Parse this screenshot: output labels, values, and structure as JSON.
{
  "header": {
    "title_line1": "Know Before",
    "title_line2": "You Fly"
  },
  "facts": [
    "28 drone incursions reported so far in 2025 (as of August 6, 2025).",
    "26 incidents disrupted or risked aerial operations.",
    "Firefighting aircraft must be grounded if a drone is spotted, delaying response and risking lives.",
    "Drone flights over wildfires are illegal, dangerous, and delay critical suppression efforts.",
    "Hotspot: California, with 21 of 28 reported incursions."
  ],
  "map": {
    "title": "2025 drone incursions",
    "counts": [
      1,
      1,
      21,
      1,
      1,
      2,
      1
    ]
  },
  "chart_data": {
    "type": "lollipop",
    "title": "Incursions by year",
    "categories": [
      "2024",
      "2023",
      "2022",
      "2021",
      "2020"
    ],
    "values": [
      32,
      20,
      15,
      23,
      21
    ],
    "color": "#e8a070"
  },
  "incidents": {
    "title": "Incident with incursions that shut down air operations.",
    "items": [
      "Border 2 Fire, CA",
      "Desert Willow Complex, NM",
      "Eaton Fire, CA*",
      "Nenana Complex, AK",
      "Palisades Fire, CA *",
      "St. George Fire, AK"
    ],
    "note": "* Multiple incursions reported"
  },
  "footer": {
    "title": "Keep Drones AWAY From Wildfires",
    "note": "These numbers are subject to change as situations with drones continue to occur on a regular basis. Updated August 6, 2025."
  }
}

Exercise >> Check all the records above and select each line where the string "incidents" is found.

The solution >>
    "26 incidents disrupted or risked aerial operations.",
  "incidents": {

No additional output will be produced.